┌──
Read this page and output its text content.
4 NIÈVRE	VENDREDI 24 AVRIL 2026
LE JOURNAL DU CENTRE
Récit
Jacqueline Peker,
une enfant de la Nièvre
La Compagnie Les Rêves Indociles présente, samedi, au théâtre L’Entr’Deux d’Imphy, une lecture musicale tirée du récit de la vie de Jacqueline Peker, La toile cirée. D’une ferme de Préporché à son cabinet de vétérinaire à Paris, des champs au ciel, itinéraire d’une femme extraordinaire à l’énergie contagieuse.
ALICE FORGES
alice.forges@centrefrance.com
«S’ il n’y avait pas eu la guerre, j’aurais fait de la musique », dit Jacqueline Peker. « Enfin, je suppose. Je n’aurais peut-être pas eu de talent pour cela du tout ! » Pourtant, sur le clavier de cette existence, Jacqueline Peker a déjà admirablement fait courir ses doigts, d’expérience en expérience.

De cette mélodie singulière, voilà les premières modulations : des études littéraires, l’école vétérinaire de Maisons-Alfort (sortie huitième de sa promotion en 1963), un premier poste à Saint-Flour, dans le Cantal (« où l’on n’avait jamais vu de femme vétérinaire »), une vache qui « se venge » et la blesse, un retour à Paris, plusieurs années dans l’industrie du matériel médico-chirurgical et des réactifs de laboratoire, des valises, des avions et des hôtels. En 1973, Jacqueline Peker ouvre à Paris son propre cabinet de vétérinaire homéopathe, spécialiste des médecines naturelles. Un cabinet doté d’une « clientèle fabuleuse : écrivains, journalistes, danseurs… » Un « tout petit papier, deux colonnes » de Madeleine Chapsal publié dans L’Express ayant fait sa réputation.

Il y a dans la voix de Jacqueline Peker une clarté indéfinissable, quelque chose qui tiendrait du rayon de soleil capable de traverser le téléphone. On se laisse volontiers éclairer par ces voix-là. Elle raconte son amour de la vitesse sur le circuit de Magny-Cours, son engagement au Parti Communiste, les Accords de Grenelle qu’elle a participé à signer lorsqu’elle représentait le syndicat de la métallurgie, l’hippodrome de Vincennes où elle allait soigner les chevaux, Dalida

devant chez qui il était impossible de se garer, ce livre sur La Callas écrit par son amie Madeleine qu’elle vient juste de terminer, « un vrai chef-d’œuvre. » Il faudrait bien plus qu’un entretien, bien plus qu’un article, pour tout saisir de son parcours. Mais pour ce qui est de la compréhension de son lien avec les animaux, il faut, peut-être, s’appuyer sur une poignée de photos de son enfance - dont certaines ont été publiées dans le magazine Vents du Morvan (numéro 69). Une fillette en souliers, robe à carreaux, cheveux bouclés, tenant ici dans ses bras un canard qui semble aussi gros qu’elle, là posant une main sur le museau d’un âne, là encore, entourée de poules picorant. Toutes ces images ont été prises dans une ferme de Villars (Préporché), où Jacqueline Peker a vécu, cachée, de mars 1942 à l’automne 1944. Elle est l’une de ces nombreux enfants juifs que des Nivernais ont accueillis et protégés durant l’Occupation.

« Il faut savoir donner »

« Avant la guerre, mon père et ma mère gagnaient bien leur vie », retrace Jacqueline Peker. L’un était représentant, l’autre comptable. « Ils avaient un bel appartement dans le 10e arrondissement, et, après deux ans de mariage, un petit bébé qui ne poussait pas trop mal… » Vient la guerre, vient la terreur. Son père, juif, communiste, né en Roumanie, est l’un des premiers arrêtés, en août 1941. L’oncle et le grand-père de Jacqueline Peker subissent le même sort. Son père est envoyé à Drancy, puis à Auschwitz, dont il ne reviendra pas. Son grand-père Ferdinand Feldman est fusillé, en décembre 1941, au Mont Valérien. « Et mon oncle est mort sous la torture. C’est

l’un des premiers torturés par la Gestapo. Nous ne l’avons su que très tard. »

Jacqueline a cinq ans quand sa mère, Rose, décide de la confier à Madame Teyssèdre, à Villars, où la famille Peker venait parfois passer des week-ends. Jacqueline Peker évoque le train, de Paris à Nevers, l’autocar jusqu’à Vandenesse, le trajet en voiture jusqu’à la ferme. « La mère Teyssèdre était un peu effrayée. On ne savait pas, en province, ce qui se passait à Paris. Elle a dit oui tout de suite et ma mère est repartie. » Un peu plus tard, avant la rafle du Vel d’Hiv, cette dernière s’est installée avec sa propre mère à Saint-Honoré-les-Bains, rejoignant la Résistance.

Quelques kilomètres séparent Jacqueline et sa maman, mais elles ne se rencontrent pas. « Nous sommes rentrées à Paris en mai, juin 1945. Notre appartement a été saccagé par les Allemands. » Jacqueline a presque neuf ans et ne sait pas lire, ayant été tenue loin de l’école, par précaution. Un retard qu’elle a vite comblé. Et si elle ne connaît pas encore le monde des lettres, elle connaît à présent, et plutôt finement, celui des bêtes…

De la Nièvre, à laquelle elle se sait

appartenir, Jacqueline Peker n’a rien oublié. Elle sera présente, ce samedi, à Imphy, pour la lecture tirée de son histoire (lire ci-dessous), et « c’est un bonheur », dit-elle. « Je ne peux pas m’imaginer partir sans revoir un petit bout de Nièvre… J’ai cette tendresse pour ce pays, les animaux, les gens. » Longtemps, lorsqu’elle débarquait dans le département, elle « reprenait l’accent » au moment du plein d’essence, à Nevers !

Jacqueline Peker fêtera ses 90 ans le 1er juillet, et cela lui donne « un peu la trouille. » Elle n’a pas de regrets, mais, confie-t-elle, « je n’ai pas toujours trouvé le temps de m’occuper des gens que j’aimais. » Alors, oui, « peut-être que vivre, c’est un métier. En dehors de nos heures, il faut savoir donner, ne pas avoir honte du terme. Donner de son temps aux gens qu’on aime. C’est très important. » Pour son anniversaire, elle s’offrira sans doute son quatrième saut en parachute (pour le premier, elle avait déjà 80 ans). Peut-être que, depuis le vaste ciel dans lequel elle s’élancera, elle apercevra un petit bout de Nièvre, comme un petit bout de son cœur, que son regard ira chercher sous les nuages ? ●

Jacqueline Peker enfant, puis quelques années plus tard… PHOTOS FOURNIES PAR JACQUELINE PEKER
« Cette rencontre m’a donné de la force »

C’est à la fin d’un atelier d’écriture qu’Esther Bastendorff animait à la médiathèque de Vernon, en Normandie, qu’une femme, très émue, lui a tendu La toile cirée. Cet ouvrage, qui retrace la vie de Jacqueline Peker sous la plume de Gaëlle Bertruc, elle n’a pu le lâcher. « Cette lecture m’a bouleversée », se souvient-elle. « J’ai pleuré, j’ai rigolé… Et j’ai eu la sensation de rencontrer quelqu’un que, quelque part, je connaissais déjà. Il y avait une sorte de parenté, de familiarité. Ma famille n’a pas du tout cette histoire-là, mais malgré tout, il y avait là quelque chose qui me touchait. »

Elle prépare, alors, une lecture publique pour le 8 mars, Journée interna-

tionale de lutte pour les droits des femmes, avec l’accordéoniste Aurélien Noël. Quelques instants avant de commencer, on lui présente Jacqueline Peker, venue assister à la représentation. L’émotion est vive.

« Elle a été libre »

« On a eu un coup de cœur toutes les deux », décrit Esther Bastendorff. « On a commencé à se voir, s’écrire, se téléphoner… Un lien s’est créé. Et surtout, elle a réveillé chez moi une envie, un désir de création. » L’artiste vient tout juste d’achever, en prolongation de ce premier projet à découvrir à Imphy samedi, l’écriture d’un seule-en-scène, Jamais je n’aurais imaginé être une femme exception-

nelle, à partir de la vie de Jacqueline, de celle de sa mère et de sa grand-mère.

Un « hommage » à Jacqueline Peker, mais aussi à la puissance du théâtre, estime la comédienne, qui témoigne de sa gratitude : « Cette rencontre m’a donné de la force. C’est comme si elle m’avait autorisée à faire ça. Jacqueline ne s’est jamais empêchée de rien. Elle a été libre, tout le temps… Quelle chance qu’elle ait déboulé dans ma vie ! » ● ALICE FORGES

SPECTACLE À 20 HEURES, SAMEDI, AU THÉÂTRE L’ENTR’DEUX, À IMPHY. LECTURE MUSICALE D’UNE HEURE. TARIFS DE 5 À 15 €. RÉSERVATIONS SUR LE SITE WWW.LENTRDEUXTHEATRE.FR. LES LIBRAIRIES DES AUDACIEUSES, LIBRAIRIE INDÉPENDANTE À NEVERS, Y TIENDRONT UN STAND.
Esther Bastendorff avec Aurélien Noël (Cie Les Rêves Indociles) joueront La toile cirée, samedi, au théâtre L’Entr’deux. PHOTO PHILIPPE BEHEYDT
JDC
└──
Count the lines in the records above that hold the word "Indociles", and give only that number.

● Answer to this task
2